- **REQUIREMENT**
Repeat every line below exactly as it reads.
* start *
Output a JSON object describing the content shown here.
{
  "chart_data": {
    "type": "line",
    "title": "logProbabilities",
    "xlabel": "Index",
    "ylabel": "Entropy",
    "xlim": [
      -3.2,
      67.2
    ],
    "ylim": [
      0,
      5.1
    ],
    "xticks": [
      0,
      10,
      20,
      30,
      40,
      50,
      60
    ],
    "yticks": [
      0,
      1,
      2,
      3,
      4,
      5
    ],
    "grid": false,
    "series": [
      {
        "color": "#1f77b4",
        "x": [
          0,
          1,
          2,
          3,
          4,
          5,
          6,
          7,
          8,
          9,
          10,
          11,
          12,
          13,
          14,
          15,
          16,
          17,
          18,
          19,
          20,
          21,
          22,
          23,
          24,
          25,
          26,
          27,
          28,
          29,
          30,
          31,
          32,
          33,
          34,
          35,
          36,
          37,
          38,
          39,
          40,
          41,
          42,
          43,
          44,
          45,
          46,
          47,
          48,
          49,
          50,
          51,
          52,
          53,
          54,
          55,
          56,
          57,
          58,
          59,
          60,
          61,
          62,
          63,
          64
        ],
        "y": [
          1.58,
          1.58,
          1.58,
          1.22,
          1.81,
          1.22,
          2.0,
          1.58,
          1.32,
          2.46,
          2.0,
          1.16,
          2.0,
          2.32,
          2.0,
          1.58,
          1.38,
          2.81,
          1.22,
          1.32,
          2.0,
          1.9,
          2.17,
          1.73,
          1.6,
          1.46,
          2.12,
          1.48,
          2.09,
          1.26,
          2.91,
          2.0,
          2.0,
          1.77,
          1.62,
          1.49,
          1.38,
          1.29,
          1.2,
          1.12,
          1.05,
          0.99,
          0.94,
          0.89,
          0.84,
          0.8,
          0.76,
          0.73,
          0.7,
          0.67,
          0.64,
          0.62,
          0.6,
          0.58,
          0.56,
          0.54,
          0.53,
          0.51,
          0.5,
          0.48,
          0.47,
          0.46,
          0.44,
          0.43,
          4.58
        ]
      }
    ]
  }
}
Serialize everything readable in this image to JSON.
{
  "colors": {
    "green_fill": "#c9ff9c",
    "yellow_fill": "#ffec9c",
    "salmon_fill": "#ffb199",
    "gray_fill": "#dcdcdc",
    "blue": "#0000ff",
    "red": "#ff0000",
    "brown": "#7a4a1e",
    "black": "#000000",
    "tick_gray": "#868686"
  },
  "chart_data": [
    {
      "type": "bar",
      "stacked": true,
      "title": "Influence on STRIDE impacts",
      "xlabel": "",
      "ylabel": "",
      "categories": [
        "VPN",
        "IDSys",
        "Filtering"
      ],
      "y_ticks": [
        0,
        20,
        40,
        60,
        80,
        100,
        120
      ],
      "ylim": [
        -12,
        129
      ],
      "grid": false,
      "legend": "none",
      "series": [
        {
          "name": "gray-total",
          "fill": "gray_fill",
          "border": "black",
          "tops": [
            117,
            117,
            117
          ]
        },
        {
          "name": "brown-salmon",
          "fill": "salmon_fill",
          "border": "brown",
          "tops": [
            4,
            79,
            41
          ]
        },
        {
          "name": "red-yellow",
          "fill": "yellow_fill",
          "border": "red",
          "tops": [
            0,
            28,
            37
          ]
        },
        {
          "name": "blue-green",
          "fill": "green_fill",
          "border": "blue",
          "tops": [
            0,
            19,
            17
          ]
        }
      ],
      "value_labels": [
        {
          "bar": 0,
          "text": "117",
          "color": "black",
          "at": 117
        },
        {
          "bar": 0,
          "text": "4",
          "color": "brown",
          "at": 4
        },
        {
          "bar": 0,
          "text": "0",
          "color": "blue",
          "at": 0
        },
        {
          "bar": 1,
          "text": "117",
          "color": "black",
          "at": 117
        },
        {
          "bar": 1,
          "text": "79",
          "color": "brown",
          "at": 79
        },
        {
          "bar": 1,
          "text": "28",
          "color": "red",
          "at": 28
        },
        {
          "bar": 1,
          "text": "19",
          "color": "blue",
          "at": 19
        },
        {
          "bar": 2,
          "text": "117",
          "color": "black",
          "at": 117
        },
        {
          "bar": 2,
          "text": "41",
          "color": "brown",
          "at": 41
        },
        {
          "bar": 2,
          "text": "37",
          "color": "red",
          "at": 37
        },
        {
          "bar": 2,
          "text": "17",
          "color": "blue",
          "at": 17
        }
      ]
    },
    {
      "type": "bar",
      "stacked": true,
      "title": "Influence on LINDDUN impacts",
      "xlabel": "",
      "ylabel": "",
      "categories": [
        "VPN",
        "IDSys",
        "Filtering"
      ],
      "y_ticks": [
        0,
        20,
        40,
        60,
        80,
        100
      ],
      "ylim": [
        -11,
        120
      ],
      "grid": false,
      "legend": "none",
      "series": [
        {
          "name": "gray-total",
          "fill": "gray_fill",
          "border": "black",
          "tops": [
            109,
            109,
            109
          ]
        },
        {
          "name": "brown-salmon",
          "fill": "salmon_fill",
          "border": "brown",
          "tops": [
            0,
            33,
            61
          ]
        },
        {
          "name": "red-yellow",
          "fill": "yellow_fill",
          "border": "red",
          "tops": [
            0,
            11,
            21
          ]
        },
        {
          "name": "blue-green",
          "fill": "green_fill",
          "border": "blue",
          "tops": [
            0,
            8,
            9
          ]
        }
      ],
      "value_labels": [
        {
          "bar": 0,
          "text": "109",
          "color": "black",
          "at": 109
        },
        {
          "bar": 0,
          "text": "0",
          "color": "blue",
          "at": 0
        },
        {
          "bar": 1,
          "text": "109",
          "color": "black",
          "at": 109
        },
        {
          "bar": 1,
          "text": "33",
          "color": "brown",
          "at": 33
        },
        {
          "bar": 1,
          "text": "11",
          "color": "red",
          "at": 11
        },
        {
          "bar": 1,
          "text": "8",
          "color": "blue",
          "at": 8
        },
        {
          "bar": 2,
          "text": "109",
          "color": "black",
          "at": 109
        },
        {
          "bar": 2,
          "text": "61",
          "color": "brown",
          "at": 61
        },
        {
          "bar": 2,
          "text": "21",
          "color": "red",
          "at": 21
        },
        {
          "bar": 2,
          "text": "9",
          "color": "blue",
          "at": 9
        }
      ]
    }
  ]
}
* end *
- **WORKED ANSWER**
Output a JSON object describing the content shown here.
{
  "chart_data": {
    "type": "line",
    "title": "logProbabilities",
    "xlabel": "Index",
    "ylabel": "Entropy",
    "xlim": [
      -3.2,
      67.2
    ],
    "ylim": [
      0,
      5.1
    ],
    "xticks": [
      0,
      10,
      20,
      30,
      40,
      50,
      60
    ],
    "yticks": [
      0,
      1,
      2,
      3,
      4,
      5
    ],
    "grid": false,
    "series": [
      {
        "color": "#1f77b4",
        "x": [
          0,
          1,
          2,
          3,
          4,
          5,
          6,
          7,
          8,
          9,
          10,
          11,
          12,
          13,
          14,
          15,
          16,
          17,
          18,
          19,
          20,
          21,
          22,
          23,
          24,
          25,
          26,
          27,
          28,
          29,
          30,
          31,
          32,
          33,
          34,
          35,
          36,
          37,
          38,
          39,
          40,
          41,
          42,
          43,
          44,
          45,
          46,
          47,
          48,
          49,
          50,
          51,
          52,
          53,
          54,
          55,
          56,
          57,
          58,
          59,
          60,
          61,
          62,
          63,
          64
        ],
        "y": [
          1.58,
          1.58,
          1.58,
          1.22,
          1.81,
          1.22,
          2.0,
          1.58,
          1.32,
          2.46,
          2.0,
          1.16,
          2.0,
          2.32,
          2.0,
          1.58,
          1.38,
          2.81,
          1.22,
          1.32,
          2.0,
          1.9,
          2.17,
          1.73,
          1.6,
          1.46,
          2.12,
          1.48,
          2.09,
          1.26,
          2.91,
          2.0,
          2.0,
          1.77,
          1.62,
          1.49,
          1.38,
          1.29,
          1.2,
          1.12,
          1.05,
          0.99,
          0.94,
          0.89,
          0.84,
          0.8,
          0.76,
          0.73,
          0.7,
          0.67,
          0.64,
          0.62,
          0.6,
          0.58,
          0.56,
          0.54,
          0.53,
          0.51,
          0.5,
          0.48,
          0.47,
          0.46,
          0.44,
          0.43,
          4.58
        ]
      }
    ]
  }
}
Serialize everything readable in this image to JSON.
{
  "colors": {
    "green_fill": "#c9ff9c",
    "yellow_fill": "#ffec9c",
    "salmon_fill": "#ffb199",
    "gray_fill": "#dcdcdc",
    "blue": "#0000ff",
    "red": "#ff0000",
    "brown": "#7a4a1e",
    "black": "#000000",
    "tick_gray": "#868686"
  },
  "chart_data": [
    {
      "type": "bar",
      "stacked": true,
      "title": "Influence on STRIDE impacts",
      "xlabel": "",
      "ylabel": "",
      "categories": [
        "VPN",
        "IDSys",
        "Filtering"
      ],
      "y_ticks": [
        0,
        20,
        40,
        60,
        80,
        100,
        120
      ],
      "ylim": [
        -12,
        129
      ],
      "grid": false,
      "legend": "none",
      "series": [
        {
          "name": "gray-total",
          "fill": "gray_fill",
          "border": "black",
          "tops": [
            117,
            117,
            117
          ]
        },
        {
          "name": "brown-salmon",
          "fill": "salmon_fill",
          "border": "brown",
          "tops": [
            4,
            79,
            41
          ]
        },
        {
          "name": "red-yellow",
          "fill": "yellow_fill",
          "border": "red",
          "tops": [
            0,
            28,
            37
          ]
        },
        {
          "name": "blue-green",
          "fill": "green_fill",
          "border": "blue",
          "tops": [
            0,
            19,
            17
          ]
        }
      ],
      "value_labels": [
        {
          "bar": 0,
          "text": "117",
          "color": "black",
          "at": 117
        },
        {
          "bar": 0,
          "text": "4",
          "color": "brown",
          "at": 4
        },
        {
          "bar": 0,
          "text": "0",
          "color": "blue",
          "at": 0
        },
        {
          "bar": 1,
          "text": "117",
          "color": "black",
          "at": 117
        },
        {
          "bar": 1,
          "text": "79",
          "color": "brown",
          "at": 79
        },
        {
          "bar": 1,
          "text": "28",
          "color": "red",
          "at": 28
        },
        {
          "bar": 1,
          "text": "19",
          "color": "blue",
          "at": 19
        },
        {
          "bar": 2,
          "text": "117",
          "color": "black",
          "at": 117
        },
        {
          "bar": 2,
          "text": "41",
          "color": "brown",
          "at": 41
        },
        {
          "bar": 2,
          "text": "37",
          "color": "red",
          "at": 37
        },
        {
          "bar": 2,
          "text": "17",
          "color": "blue",
          "at": 17
        }
      ]
    },
    {
      "type": "bar",
      "stacked": true,
      "title": "Influence on LINDDUN impacts",
      "xlabel": "",
      "ylabel": "",
      "categories": [
        "VPN",
        "IDSys",
        "Filtering"
      ],
      "y_ticks": [
        0,
        20,
        40,
        60,
        80,
        100
      ],
      "ylim": [
        -11,
        120
      ],
      "grid": false,
      "legend": "none",
      "series": [
        {
          "name": "gray-total",
          "fill": "gray_fill",
          "border": "black",
          "tops": [
            109,
            109,
            109
          ]
        },
        {
          "name": "brown-salmon",
          "fill": "salmon_fill",
          "border": "brown",
          "tops": [
            0,
            33,
            61
          ]
        },
        {
          "name": "red-yellow",
          "fill": "yellow_fill",
          "border": "red",
          "tops": [
            0,
            11,
            21
          ]
        },
        {
          "name": "blue-green",
          "fill": "green_fill",
          "border": "blue",
          "tops": [
            0,
            8,
            9
          ]
        }
      ],
      "value_labels": [
        {
          "bar": 0,
          "text": "109",
          "color": "black",
          "at": 109
        },
        {
          "bar": 0,
          "text": "0",
          "color": "blue",
          "at": 0
        },
        {
          "bar": 1,
          "text": "109",
          "color": "black",
          "at": 109
        },
        {
          "bar": 1,
          "text": "33",
          "color": "brown",
          "at": 33
        },
        {
          "bar": 1,
          "text": "11",
          "color": "red",
          "at": 11
        },
        {
          "bar": 1,
          "text": "8",
          "color": "blue",
          "at": 8
        },
        {
          "bar": 2,
          "text": "109",
          "color": "black",
          "at": 109
        },
        {
          "bar": 2,
          "text": "61",
          "color": "brown",
          "at": 61
        },
        {
          "bar": 2,
          "text": "21",
          "color": "red",
          "at": 21
        },
        {
          "bar": 2,
          "text": "9",
          "color": "blue",
          "at": 9
        }
      ]
    }
  ]
}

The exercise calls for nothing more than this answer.